- [Brano fornito]:

"""

La povertà colpisce sempre di più i lavoratori autonomi. Secondo l’ultimo report dell’Ufficio Studi CGIA Mestre, basato su dati Istat 2023-2024, il 22,7% delle famiglie con a capo un lavoratore autonomo è a rischio povertà o esclusione sociale, contro il 14,8% di quelle guidate da un dipendente. Una differenza netta che evidenzia una crescente fragilità economica nel comparto degli indipendenti, sempre più esposti a crisi cicliche, instabilità di reddito e mancanza di tutele.

Il fenomeno, già presente da tempo, è diventato cronico e strutturale. Mentre i salari dei dipendenti hanno subito una perdita dell’8% in termini reali negli ultimi 20 anni, i redditi da lavoro autonomo si sono ridotti del 30%, aggravando la situazione di milioni di lavoratori privi di ammortizzatori sociali, coperture previdenziali stabili e protezione contrattuale.

Oggi in Italia si contano 5,17 milioni di lavoratori autonomi, di cui circa la metà opera in regime forfettario, spesso con attività a bassissimo margine, senza dipendenti e con fatturati inferiori a 85mila euro annui. Si tratta di partite Iva “individuali”, spesso gestite da giovani, donne e lavoratori over 50, specialmente nel Mezzogiorno, che sopravvivono tra consulenze saltuarie e lavori a chiamata.

Secondo CGIA, oltre 13,5 milioni di italiani (23,1% della popolazione) si trovano in condizioni di povertà o esclusione sociale. Tra questi, la parte più colpita è rappresentata da pensionati (33,1%) e autonomi (22,7%), seguiti dai lavoratori dipendenti (14,8%). La regione con l’incidenza più alta è la Calabria (48,8%), seguita da Campania (43,5%) e Sicilia (40,9%).

"""

- [Sfida]: Riproduci fedelmente il brano sulla povertà dei lavoratori autonomi da "Il fenomeno, già" a "lavori a chiamata.". I dati riportati di seguito non servono per lo svolgimento.

- [Informazioni estratte]:

"""

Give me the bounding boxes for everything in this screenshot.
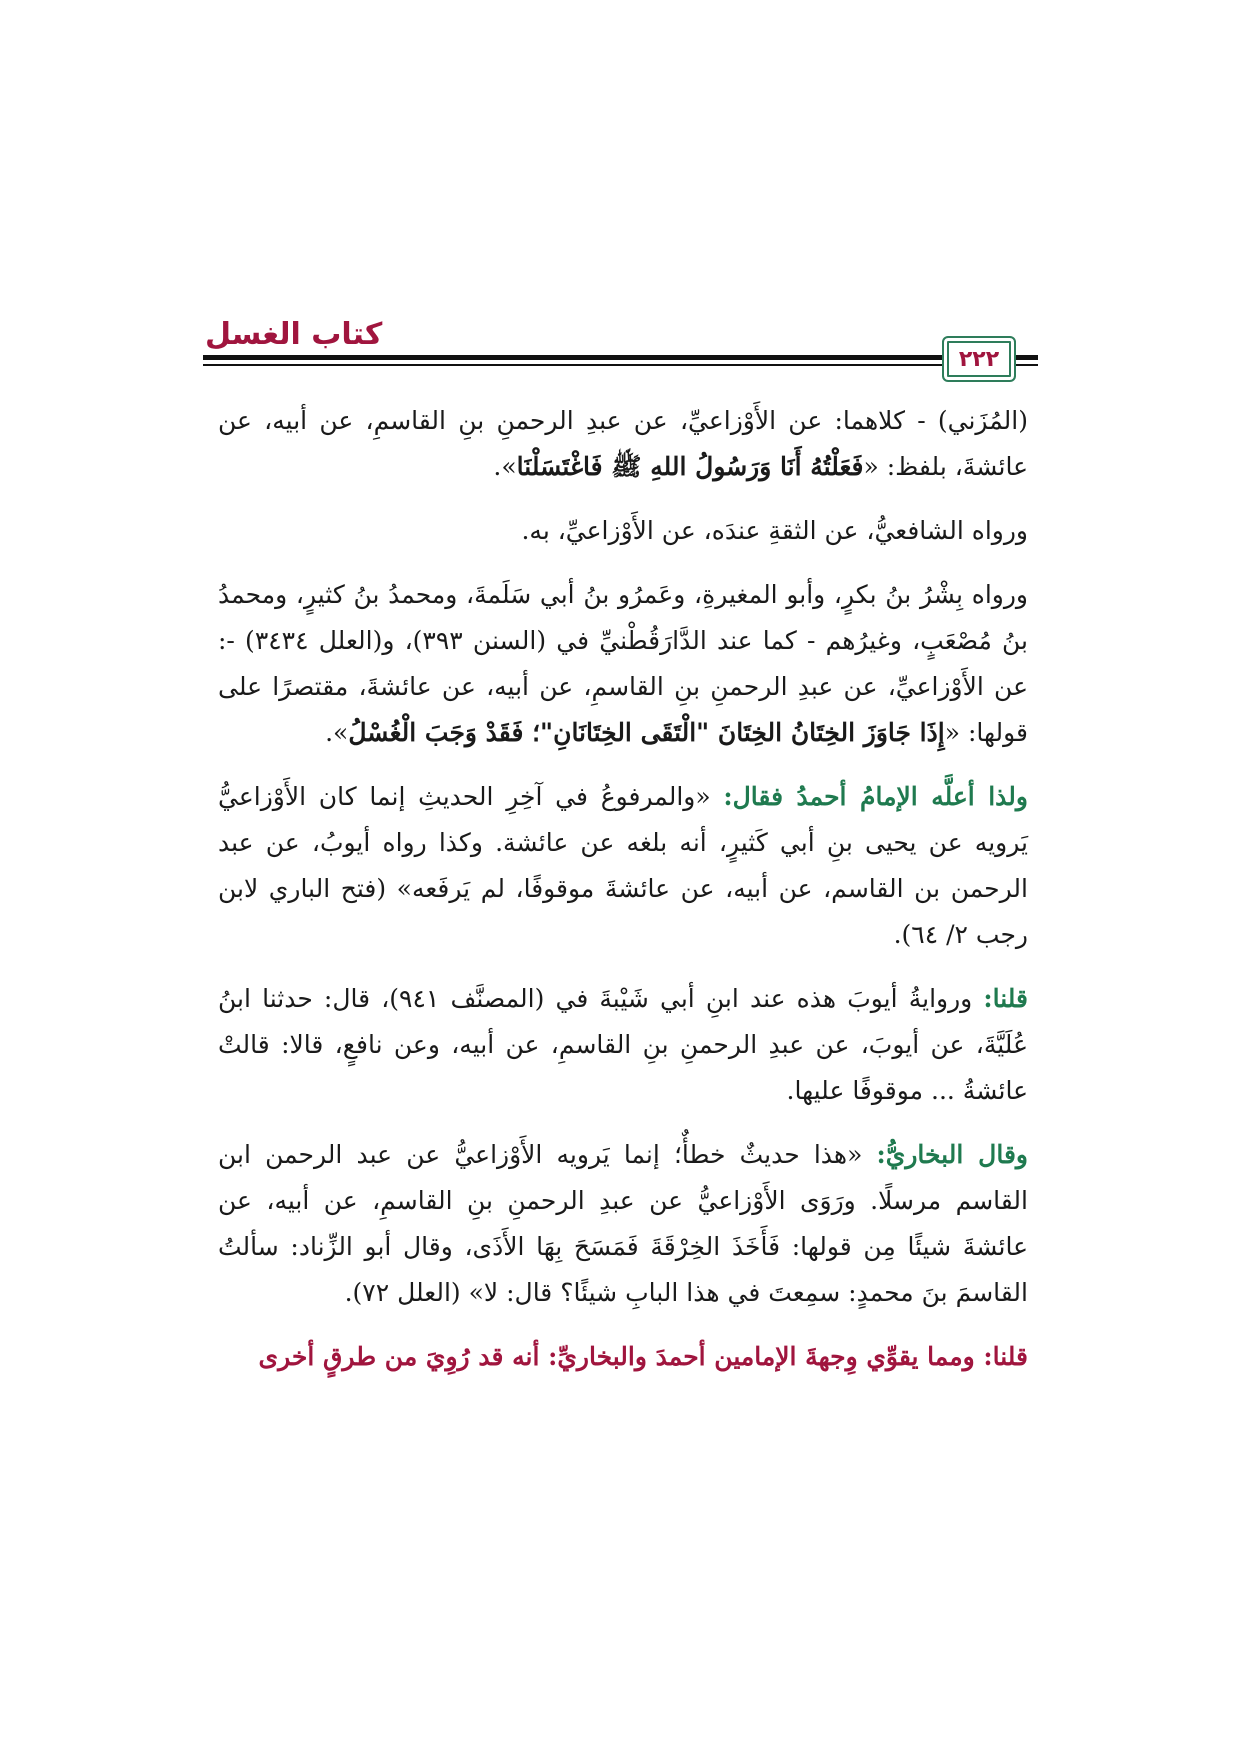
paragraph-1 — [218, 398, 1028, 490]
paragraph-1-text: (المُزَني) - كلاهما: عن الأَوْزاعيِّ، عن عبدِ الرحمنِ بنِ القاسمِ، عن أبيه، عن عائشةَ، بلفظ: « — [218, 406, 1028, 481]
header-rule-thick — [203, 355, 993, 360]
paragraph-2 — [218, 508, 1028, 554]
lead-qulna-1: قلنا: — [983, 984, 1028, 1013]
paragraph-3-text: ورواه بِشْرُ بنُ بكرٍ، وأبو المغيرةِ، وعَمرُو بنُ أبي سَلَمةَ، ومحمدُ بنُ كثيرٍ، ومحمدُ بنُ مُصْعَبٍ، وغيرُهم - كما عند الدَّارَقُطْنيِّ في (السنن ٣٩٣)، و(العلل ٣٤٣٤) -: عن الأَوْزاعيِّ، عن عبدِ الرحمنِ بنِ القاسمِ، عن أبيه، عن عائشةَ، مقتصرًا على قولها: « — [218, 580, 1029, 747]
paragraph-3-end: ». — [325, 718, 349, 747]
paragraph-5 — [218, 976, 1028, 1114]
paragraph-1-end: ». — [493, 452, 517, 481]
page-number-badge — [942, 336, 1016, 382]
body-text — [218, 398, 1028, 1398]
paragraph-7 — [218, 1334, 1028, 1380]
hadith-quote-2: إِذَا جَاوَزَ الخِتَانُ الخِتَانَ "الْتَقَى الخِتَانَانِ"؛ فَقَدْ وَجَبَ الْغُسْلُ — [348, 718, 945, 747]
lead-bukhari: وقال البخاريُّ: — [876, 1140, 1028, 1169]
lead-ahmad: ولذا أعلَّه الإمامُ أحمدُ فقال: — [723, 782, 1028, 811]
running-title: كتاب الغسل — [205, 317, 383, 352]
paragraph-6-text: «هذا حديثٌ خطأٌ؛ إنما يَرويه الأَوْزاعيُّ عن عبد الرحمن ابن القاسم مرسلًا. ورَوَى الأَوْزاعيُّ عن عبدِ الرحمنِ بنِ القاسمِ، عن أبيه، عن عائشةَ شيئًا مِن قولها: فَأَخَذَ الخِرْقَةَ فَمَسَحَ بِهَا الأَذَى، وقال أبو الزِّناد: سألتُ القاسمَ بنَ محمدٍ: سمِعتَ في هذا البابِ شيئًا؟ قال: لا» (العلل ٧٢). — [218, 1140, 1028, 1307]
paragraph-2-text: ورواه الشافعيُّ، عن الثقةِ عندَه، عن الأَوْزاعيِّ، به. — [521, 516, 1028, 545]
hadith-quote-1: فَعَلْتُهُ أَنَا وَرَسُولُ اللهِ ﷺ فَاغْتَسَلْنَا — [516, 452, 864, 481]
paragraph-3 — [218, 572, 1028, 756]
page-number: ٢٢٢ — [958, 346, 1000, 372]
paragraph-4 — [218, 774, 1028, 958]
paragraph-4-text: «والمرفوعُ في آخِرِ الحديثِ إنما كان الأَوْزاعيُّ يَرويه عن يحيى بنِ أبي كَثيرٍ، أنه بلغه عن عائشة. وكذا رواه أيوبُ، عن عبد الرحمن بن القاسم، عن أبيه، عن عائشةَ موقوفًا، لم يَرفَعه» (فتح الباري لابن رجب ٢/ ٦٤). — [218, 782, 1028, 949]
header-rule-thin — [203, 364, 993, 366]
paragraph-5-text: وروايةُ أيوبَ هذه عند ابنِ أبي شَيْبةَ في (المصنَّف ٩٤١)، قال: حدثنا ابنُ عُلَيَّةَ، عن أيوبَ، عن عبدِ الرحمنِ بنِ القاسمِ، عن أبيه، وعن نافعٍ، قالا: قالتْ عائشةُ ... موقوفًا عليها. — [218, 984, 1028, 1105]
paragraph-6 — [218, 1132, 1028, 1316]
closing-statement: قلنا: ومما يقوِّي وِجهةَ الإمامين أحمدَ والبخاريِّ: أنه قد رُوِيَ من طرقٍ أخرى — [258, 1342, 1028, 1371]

"""

- [Risposta al compito]:
Il fenomeno, già presente da tempo, è diventato cronico e strutturale. Mentre i salari dei dipendenti hanno subito una perdita dell’8% in termini reali negli ultimi 20 anni, i redditi da lavoro autonomo si sono ridotti del 30%, aggravando la situazione di milioni di lavoratori privi di ammortizzatori sociali, coperture previdenziali stabili e protezione contrattuale.

Oggi in Italia si contano 5,17 milioni di lavoratori autonomi, di cui circa la metà opera in regime forfettario, spesso con attività a bassissimo margine, senza dipendenti e con fatturati inferiori a 85mila euro annui. Si tratta di partite Iva “individuali”, spesso gestite da giovani, donne e lavoratori over 50, specialmente nel Mezzogiorno, che sopravvivono tra consulenze saltuarie e lavori a chiamata.